- What the exercise asks -
Each line in the entries below that holds the string "sufren" is to be listed.

- Data shown -
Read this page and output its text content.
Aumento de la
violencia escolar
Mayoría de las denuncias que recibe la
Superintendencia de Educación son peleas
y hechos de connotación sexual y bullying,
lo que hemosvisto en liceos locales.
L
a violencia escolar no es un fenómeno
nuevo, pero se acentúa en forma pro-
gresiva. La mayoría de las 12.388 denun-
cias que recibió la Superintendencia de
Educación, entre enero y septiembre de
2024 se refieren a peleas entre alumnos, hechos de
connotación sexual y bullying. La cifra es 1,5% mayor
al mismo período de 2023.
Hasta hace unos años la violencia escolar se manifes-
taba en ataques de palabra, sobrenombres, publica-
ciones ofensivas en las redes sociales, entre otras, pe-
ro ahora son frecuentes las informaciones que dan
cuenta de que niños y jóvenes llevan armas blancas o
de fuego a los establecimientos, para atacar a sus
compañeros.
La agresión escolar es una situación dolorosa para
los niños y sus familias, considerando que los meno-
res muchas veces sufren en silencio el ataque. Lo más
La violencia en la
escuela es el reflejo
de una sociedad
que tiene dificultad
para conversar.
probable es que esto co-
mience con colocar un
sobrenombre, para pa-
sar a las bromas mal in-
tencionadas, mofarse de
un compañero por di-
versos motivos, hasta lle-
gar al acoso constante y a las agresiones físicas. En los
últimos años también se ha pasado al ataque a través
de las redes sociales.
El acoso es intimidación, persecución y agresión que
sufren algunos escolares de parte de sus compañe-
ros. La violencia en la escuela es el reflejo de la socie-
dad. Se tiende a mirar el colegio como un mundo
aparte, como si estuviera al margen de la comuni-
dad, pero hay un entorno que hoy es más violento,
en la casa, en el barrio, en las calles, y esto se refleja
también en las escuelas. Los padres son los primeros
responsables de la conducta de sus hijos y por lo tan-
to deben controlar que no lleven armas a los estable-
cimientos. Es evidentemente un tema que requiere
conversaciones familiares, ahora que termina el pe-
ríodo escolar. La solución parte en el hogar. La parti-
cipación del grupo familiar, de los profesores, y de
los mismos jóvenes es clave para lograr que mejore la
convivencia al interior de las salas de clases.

- Solution to this task -
res muchas veces sufren en silencio el ataque. Lo más
sufren algunos escolares de parte de sus compañe-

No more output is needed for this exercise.